> _EXERCISE TASK_: Copy the data precisely, character for character, and leave out every picture.

> _EXERCISE INPUTS_:
[Begin]
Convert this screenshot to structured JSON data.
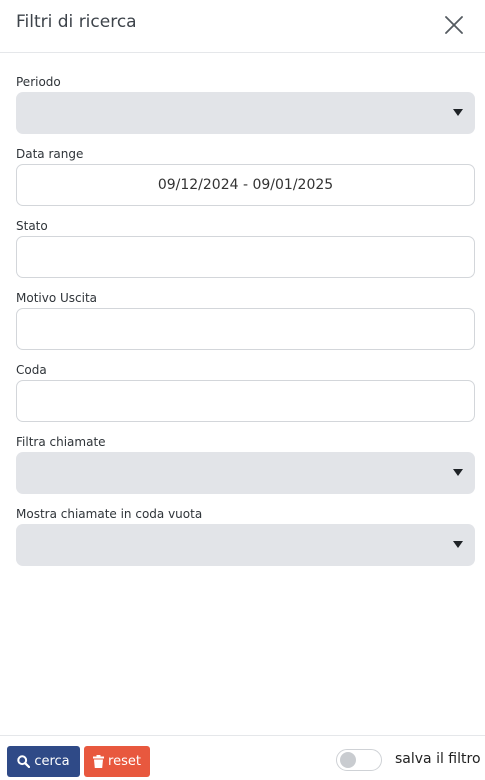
{
  "header": {
    "title": "Filtri di ricerca",
    "close_icon": "close-icon"
  },
  "form": {
    "periodo": {
      "label": "Periodo",
      "value": ""
    },
    "data_range": {
      "label": "Data range",
      "value": "09/12/2024 - 09/01/2025"
    },
    "stato": {
      "label": "Stato",
      "value": ""
    },
    "motivo_uscita": {
      "label": "Motivo Uscita",
      "value": ""
    },
    "coda": {
      "label": "Coda",
      "value": ""
    },
    "filtra_chiamate": {
      "label": "Filtra chiamate",
      "value": ""
    },
    "mostra_chiamate": {
      "label": "Mostra chiamate in coda vuota",
      "value": ""
    }
  },
  "footer": {
    "search_label": "cerca",
    "reset_label": "reset",
    "save_toggle_label": "salva il filtro",
    "save_toggle_on": false,
    "colors": {
      "search": "#2f4a87",
      "reset": "#e8583e"
    }
  }
}
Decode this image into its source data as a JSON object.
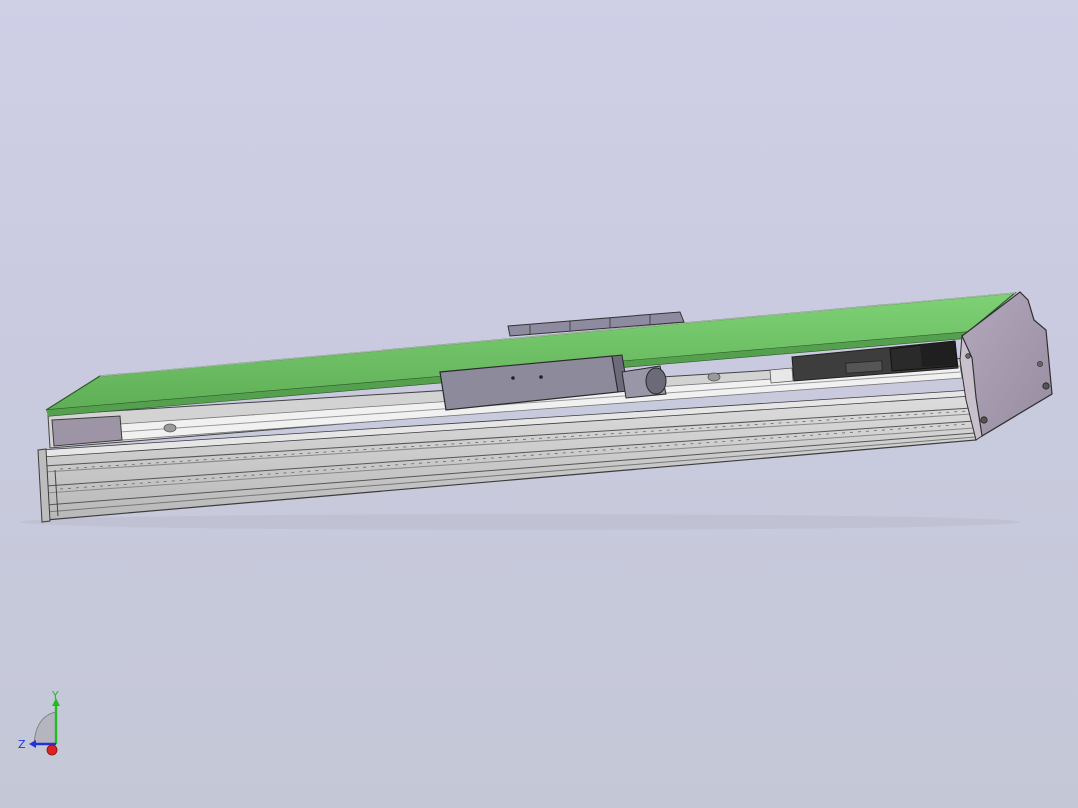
{
  "scene": {
    "background_top": "#cfcfe6",
    "background_bottom": "#c4c8d6",
    "model": {
      "cover_color": "#6fc265",
      "cover_edge_color": "#2e5a2a",
      "profile_color": "#c9c9c9",
      "end_cap_color": "#a89cae",
      "carriage_color": "#8a8a9e",
      "motor_color": "#3a3a3a"
    }
  },
  "triad": {
    "y_label": "Y",
    "z_label": "Z",
    "y_color": "#22bb22",
    "z_color": "#2233dd",
    "x_color": "#dd2222"
  }
}
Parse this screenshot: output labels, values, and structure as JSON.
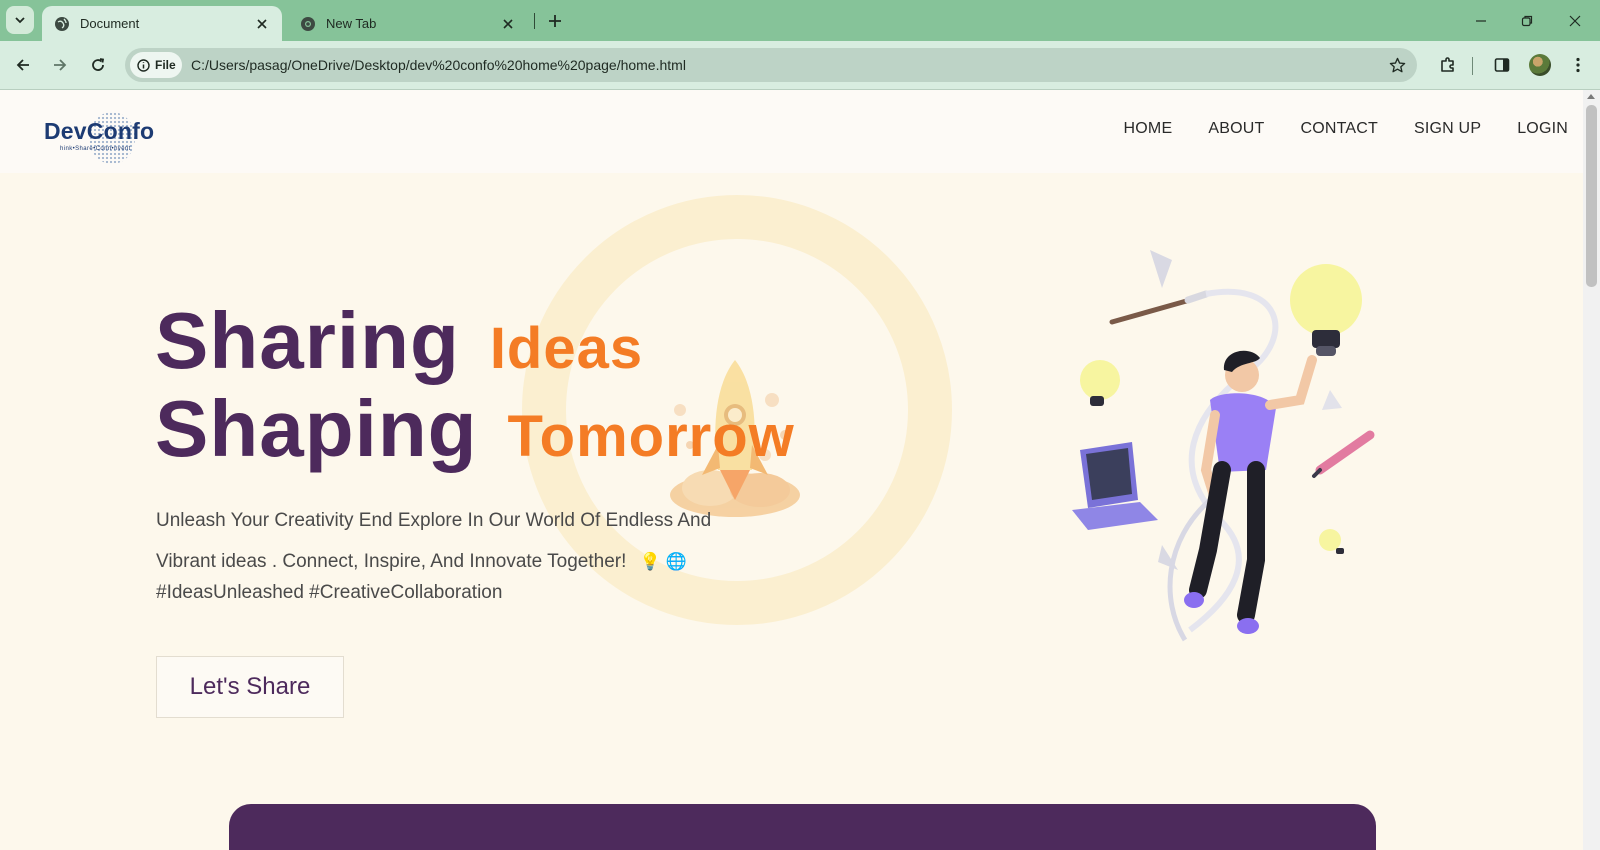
{
  "browser": {
    "tabs": [
      {
        "title": "Document",
        "active": true,
        "icon": "globe-icon"
      },
      {
        "title": "New Tab",
        "active": false,
        "icon": "chrome-icon"
      }
    ],
    "omnibox": {
      "chip_label": "File",
      "url": "C:/Users/pasag/OneDrive/Desktop/dev%20confo%20home%20page/home.html"
    }
  },
  "site": {
    "logo": {
      "name": "DevConfo",
      "tagline": "hink•Share•Conn•nvent"
    },
    "nav": [
      "HOME",
      "ABOUT",
      "CONTACT",
      "SIGN UP",
      "LOGIN"
    ],
    "hero": {
      "line1_dark": "Sharing",
      "line1_accent": "Ideas",
      "line2_dark": "Shaping",
      "line2_accent": "Tomorrow",
      "sub_line1": "Unleash Your Creativity End Explore In Our World Of Endless And",
      "sub_line2": "Vibrant ideas . Connect, Inspire, And Innovate Together!",
      "sub_emoji": "💡 🌐",
      "hashtags": "#IdeasUnleashed #CreativeCollaboration",
      "cta": "Let's Share"
    }
  },
  "colors": {
    "tabstrip": "#86c399",
    "toolbar": "#d8ede0",
    "primary_purple": "#4d2a5c",
    "accent_orange": "#f47c25",
    "page_bg": "#fdf8ec",
    "logo_blue": "#1d3b73"
  }
}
[End]
> _THE RESPONSE_:
Convert this screenshot to structured JSON data.
{
  "header": {
    "title": "Filtri di ricerca",
    "close_icon": "close-icon"
  },
  "form": {
    "periodo": {
      "label": "Periodo",
      "value": ""
    },
    "data_range": {
      "label": "Data range",
      "value": "09/12/2024 - 09/01/2025"
    },
    "stato": {
      "label": "Stato",
      "value": ""
    },
    "motivo_uscita": {
      "label": "Motivo Uscita",
      "value": ""
    },
    "coda": {
      "label": "Coda",
      "value": ""
    },
    "filtra_chiamate": {
      "label": "Filtra chiamate",
      "value": ""
    },
    "mostra_chiamate": {
      "label": "Mostra chiamate in coda vuota",
      "value": ""
    }
  },
  "footer": {
    "search_label": "cerca",
    "reset_label": "reset",
    "save_toggle_label": "salva il filtro",
    "save_toggle_on": false,
    "colors": {
      "search": "#2f4a87",
      "reset": "#e8583e"
    }
  }
}
Decode this image into its source data as a JSON object.
{
  "scene": {
    "background_top": "#cfcfe6",
    "background_bottom": "#c4c8d6",
    "model": {
      "cover_color": "#6fc265",
      "cover_edge_color": "#2e5a2a",
      "profile_color": "#c9c9c9",
      "end_cap_color": "#a89cae",
      "carriage_color": "#8a8a9e",
      "motor_color": "#3a3a3a"
    }
  },
  "triad": {
    "y_label": "Y",
    "z_label": "Z",
    "y_color": "#22bb22",
    "z_color": "#2233dd",
    "x_color": "#dd2222"
  }
}
Parse this screenshot: output labels, values, and structure as JSON.
{
  "browser": {
    "tabs": [
      {
        "title": "Document",
        "active": true,
        "icon": "globe-icon"
      },
      {
        "title": "New Tab",
        "active": false,
        "icon": "chrome-icon"
      }
    ],
    "omnibox": {
      "chip_label": "File",
      "url": "C:/Users/pasag/OneDrive/Desktop/dev%20confo%20home%20page/home.html"
    }
  },
  "site": {
    "logo": {
      "name": "DevConfo",
      "tagline": "hink•Share•Conn•nvent"
    },
    "nav": [
      "HOME",
      "ABOUT",
      "CONTACT",
      "SIGN UP",
      "LOGIN"
    ],
    "hero": {
      "line1_dark": "Sharing",
      "line1_accent": "Ideas",
      "line2_dark": "Shaping",
      "line2_accent": "Tomorrow",
      "sub_line1": "Unleash Your Creativity End Explore In Our World Of Endless And",
      "sub_line2": "Vibrant ideas . Connect, Inspire, And Innovate Together!",
      "sub_emoji": "💡 🌐",
      "hashtags": "#IdeasUnleashed #CreativeCollaboration",
      "cta": "Let's Share"
    }
  },
  "colors": {
    "tabstrip": "#86c399",
    "toolbar": "#d8ede0",
    "primary_purple": "#4d2a5c",
    "accent_orange": "#f47c25",
    "page_bg": "#fdf8ec",
    "logo_blue": "#1d3b73"
  }
}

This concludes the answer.